▶ **EXERCISE TASK**
Substitute "Polyline" for "Polygon" in the entries from the start through the line containing "Polygon shape bbox=[260, 421, 295, 447]", inclusive. Reproduce only those lines, leaving everything else unchanged.
-- start GIVEN INFORMATION --
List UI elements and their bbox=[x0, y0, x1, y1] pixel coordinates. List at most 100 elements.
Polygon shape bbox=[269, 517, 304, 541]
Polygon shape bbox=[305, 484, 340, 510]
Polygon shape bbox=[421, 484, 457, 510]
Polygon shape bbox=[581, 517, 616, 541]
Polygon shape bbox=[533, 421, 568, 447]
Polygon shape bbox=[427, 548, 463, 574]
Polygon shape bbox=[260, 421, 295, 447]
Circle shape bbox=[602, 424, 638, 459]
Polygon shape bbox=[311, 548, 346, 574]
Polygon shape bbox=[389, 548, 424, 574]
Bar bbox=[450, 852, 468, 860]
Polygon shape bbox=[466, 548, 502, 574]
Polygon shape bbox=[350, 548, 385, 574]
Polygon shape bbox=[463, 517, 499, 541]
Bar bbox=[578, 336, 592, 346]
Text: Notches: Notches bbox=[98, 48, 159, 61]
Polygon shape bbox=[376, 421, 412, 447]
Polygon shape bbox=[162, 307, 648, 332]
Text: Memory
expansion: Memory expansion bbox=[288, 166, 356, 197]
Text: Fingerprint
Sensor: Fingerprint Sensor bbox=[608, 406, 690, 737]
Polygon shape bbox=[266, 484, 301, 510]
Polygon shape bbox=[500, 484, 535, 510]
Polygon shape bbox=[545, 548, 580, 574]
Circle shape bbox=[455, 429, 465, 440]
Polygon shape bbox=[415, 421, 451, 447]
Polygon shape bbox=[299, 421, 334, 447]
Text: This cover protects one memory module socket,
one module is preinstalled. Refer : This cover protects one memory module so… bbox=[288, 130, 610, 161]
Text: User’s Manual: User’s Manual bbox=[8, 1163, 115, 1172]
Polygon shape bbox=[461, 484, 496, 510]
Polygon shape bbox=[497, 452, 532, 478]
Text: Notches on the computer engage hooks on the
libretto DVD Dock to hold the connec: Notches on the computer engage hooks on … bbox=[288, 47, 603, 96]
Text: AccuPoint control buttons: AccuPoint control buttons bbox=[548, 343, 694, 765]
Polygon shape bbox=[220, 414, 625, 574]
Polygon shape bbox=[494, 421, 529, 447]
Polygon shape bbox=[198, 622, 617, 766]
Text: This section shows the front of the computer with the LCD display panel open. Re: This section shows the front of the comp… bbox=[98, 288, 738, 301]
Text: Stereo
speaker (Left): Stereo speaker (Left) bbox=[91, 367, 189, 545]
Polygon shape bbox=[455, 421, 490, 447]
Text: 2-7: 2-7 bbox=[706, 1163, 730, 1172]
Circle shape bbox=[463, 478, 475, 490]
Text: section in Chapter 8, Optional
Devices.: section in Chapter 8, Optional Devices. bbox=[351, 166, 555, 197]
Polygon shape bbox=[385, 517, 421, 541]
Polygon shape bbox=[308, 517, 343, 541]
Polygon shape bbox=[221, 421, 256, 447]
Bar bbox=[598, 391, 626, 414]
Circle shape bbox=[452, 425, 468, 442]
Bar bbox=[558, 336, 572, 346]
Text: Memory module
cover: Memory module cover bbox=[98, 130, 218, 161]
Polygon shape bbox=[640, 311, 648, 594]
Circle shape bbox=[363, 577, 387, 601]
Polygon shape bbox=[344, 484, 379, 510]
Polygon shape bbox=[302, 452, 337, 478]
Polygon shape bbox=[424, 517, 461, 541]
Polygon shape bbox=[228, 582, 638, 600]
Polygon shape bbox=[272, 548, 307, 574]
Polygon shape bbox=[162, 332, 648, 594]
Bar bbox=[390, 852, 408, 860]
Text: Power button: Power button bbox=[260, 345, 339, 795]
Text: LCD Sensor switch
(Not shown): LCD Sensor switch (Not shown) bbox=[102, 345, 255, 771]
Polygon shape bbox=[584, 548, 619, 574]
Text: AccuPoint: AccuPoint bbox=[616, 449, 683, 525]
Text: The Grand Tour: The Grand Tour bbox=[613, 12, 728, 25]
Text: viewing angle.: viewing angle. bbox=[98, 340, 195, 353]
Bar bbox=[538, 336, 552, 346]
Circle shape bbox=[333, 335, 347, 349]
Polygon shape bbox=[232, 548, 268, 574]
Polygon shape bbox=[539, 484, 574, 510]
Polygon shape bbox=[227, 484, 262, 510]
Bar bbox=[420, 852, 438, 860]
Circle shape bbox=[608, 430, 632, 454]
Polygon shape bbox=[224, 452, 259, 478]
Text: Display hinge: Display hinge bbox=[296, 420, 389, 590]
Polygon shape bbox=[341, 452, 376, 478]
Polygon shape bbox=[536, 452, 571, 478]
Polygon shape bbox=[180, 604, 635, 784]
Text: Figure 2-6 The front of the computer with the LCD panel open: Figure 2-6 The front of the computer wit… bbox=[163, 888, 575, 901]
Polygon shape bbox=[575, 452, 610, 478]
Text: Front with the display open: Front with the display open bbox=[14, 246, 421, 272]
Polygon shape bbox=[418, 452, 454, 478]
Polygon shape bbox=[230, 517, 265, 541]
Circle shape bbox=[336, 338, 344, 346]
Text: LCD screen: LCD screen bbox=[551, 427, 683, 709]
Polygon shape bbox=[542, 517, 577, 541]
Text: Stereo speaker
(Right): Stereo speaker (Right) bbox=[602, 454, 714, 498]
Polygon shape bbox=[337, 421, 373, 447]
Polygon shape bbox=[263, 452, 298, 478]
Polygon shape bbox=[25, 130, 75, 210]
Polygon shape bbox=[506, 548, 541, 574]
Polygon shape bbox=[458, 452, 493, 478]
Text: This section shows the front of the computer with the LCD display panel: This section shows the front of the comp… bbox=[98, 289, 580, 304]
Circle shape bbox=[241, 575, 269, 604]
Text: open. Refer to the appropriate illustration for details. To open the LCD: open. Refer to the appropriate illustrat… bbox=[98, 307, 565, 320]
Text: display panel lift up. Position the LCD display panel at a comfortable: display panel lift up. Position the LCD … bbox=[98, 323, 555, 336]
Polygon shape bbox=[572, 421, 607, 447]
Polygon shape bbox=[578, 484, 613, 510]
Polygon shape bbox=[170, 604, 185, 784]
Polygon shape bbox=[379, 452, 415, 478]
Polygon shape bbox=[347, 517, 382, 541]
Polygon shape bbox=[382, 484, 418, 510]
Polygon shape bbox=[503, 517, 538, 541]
-- end GIVEN INFORMATION --
▶ **SOLUTION TO THIS PROBLEM**
List UI elements and their bbox=[x0, y0, x1, y1] pixel coordinates. List at most 100 elements.
Polyline shape bbox=[269, 517, 304, 541]
Polyline shape bbox=[305, 484, 340, 510]
Polyline shape bbox=[421, 484, 457, 510]
Polyline shape bbox=[581, 517, 616, 541]
Polyline shape bbox=[533, 421, 568, 447]
Polyline shape bbox=[427, 548, 463, 574]
Polyline shape bbox=[260, 421, 295, 447]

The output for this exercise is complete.